Stored data

--- BEGIN ---

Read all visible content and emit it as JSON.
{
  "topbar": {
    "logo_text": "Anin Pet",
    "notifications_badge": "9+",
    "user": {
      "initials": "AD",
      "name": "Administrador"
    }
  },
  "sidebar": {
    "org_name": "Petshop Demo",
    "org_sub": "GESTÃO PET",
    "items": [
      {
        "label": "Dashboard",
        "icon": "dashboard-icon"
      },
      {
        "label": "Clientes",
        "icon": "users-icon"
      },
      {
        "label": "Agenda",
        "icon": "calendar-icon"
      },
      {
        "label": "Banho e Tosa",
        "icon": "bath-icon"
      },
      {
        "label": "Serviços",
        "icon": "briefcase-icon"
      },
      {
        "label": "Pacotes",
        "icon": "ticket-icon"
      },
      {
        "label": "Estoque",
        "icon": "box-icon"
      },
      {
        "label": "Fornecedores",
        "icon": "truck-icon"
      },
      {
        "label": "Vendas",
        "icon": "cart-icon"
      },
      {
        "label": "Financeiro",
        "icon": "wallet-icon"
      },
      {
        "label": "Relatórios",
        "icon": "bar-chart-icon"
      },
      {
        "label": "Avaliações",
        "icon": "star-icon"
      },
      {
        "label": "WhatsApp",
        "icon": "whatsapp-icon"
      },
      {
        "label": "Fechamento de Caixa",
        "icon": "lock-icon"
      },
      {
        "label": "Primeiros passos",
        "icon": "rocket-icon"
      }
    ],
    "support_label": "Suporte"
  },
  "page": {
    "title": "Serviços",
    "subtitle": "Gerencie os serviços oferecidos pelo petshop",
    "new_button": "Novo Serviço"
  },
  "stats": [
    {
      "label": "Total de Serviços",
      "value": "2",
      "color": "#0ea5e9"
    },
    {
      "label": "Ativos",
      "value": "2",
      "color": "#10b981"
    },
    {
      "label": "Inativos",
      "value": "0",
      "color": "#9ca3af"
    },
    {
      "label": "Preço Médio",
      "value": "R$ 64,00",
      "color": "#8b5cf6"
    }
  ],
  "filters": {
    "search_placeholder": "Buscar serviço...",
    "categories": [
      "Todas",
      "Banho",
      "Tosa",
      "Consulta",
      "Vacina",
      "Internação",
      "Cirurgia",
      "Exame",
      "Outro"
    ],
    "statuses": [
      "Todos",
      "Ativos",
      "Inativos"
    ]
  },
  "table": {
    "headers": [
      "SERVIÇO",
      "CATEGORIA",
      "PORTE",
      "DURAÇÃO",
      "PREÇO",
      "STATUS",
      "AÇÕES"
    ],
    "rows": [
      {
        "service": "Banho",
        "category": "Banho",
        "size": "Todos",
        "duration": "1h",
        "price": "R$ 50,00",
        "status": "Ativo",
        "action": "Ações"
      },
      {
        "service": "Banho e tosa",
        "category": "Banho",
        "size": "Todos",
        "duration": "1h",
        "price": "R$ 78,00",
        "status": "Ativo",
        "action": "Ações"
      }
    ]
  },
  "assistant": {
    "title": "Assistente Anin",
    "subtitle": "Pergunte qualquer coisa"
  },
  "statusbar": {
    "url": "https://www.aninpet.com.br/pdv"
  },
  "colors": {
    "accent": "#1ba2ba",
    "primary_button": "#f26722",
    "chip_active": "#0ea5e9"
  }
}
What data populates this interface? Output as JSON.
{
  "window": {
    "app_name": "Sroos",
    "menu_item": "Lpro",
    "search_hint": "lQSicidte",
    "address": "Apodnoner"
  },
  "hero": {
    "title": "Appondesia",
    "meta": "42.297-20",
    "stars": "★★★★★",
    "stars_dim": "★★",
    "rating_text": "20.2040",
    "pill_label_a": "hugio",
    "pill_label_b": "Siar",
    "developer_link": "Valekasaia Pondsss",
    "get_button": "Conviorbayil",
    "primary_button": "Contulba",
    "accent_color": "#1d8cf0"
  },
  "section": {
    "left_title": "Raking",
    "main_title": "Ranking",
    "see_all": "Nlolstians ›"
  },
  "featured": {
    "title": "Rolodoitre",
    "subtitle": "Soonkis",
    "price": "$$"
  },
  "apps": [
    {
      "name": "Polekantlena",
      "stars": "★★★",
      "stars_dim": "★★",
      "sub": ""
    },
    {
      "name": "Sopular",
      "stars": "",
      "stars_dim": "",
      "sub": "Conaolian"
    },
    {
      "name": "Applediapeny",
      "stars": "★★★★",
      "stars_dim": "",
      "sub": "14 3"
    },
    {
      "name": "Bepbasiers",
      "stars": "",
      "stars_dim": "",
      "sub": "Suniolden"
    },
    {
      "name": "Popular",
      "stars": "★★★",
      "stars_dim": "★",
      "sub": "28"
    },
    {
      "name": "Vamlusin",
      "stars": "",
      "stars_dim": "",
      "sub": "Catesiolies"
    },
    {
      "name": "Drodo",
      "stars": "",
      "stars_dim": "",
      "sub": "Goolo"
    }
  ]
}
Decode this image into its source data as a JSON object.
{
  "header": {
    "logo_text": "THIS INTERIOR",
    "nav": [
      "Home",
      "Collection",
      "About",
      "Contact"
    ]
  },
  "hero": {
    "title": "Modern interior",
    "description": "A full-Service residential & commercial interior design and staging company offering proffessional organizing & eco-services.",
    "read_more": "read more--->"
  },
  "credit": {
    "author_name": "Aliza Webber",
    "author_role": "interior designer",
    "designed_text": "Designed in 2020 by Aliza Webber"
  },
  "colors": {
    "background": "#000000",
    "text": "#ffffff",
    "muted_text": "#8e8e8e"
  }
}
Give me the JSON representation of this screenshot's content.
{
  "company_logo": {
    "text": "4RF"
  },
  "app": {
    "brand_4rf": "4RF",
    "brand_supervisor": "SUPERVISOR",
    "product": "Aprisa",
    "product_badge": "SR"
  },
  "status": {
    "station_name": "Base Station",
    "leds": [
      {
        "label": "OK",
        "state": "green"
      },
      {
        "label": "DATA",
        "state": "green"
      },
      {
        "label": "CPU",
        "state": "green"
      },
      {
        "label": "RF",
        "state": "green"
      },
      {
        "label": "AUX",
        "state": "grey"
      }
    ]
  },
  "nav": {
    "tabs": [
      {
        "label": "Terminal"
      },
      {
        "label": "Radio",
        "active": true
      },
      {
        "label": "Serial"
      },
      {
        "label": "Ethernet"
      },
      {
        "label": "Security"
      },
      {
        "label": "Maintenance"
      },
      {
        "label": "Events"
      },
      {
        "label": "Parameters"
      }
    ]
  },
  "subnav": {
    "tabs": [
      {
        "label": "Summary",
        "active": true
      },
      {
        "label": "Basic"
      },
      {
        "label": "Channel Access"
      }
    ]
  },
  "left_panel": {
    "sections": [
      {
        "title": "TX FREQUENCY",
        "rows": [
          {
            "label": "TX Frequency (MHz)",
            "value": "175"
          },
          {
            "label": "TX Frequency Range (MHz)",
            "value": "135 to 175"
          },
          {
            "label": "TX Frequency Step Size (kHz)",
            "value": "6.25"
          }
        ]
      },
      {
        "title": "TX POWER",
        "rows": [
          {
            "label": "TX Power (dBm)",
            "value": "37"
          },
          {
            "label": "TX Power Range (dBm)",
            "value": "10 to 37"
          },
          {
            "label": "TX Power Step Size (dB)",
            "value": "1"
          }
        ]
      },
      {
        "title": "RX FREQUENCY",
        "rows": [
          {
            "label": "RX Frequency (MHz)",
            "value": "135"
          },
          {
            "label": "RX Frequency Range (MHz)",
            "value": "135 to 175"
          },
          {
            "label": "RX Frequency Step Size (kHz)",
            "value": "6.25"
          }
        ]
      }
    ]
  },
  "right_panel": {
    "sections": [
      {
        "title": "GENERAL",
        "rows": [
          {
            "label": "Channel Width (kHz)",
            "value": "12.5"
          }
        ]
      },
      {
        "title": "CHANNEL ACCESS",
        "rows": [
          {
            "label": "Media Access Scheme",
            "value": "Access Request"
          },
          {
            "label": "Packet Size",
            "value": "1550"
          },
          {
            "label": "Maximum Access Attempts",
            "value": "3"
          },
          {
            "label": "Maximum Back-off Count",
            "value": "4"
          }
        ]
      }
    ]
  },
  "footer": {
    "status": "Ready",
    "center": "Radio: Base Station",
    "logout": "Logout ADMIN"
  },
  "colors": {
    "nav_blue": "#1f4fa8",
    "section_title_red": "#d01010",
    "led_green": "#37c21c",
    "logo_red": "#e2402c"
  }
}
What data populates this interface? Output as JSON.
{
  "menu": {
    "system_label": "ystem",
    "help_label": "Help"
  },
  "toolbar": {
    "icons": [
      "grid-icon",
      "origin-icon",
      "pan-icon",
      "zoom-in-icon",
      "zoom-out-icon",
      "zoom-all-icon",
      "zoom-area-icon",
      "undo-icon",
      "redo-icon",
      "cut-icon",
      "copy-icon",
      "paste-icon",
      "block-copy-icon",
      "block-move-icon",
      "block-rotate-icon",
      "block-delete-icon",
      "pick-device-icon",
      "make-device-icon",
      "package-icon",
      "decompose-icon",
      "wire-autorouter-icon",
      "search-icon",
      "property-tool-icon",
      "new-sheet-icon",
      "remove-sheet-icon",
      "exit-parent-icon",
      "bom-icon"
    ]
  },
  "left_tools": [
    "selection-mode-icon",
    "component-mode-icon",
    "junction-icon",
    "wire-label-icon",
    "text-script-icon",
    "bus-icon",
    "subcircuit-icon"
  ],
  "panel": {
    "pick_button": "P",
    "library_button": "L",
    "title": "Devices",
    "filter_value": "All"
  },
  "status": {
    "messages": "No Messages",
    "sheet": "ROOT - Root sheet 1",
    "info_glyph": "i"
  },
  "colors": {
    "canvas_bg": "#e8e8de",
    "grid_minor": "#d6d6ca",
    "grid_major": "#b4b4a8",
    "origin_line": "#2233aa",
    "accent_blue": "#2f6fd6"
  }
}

--- END ---

= What is needed =
List all lines holding the string "zoom".

= Solution =
      "zoom-in-icon",
      "zoom-out-icon",
      "zoom-all-icon",
      "zoom-area-icon",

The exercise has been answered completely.